━━━ INPUT FOR THIS TASK ━━━

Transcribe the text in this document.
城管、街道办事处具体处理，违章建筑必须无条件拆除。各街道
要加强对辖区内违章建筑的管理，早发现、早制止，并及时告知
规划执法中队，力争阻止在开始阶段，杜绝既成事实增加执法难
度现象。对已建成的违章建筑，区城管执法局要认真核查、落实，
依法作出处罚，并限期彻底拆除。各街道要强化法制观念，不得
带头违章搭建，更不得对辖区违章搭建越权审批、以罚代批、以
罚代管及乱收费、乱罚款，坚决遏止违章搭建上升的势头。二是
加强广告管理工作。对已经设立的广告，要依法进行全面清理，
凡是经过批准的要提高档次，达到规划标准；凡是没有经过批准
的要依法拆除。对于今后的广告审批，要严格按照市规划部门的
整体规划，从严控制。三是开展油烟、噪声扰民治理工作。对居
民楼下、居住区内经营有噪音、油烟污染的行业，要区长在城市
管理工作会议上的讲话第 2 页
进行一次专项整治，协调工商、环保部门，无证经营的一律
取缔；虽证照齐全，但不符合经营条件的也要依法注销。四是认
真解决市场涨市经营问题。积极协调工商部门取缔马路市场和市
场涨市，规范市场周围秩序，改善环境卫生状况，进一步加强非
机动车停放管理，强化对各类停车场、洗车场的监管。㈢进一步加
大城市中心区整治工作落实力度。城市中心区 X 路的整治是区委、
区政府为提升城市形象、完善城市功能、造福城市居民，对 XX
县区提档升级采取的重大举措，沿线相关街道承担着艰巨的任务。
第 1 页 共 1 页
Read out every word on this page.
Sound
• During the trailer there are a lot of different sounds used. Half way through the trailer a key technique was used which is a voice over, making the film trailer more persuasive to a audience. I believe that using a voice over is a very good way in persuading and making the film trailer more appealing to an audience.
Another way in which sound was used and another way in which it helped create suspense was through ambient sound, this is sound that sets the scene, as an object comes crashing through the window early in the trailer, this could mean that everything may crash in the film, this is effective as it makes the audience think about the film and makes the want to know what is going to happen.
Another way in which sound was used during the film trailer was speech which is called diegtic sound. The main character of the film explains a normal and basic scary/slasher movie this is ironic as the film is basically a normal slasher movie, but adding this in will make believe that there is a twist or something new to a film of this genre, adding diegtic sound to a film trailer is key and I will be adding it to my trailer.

━━━

## EXERCISE TASK
Every entry in the listing must be retyped exactly.

## WRITTEN ANSWER
Transcribe the text in this document.
城管、街道办事处具体处理，违章建筑必须无条件拆除。各街道
要加强对辖区内违章建筑的管理，早发现、早制止，并及时告知
规划执法中队，力争阻止在开始阶段，杜绝既成事实增加执法难
度现象。对已建成的违章建筑，区城管执法局要认真核查、落实，
依法作出处罚，并限期彻底拆除。各街道要强化法制观念，不得
带头违章搭建，更不得对辖区违章搭建越权审批、以罚代批、以
罚代管及乱收费、乱罚款，坚决遏止违章搭建上升的势头。二是
加强广告管理工作。对已经设立的广告，要依法进行全面清理，
凡是经过批准的要提高档次，达到规划标准；凡是没有经过批准
的要依法拆除。对于今后的广告审批，要严格按照市规划部门的
整体规划，从严控制。三是开展油烟、噪声扰民治理工作。对居
民楼下、居住区内经营有噪音、油烟污染的行业，要区长在城市
管理工作会议上的讲话第 2 页
进行一次专项整治，协调工商、环保部门，无证经营的一律
取缔；虽证照齐全，但不符合经营条件的也要依法注销。四是认
真解决市场涨市经营问题。积极协调工商部门取缔马路市场和市
场涨市，规范市场周围秩序，改善环境卫生状况，进一步加强非
机动车停放管理，强化对各类停车场、洗车场的监管。㈢进一步加
大城市中心区整治工作落实力度。城市中心区 X 路的整治是区委、
区政府为提升城市形象、完善城市功能、造福城市居民，对 XX
县区提档升级采取的重大举措，沿线相关街道承担着艰巨的任务。
第 1 页 共 1 页
Read out every word on this page.
Sound
• During the trailer there are a lot of different sounds used. Half way through the trailer a key technique was used which is a voice over, making the film trailer more persuasive to a audience. I believe that using a voice over is a very good way in persuading and making the film trailer more appealing to an audience.
Another way in which sound was used and another way in which it helped create suspense was through ambient sound, this is sound that sets the scene, as an object comes crashing through the window early in the trailer, this could mean that everything may crash in the film, this is effective as it makes the audience think about the film and makes the want to know what is going to happen.
Another way in which sound was used during the film trailer was speech which is called diegtic sound. The main character of the film explains a normal and basic scary/slasher movie this is ironic as the film is basically a normal slasher movie, but adding this in will make believe that there is a twist or something new to a film of this genre, adding diegtic sound to a film trailer is key and I will be adding it to my trailer.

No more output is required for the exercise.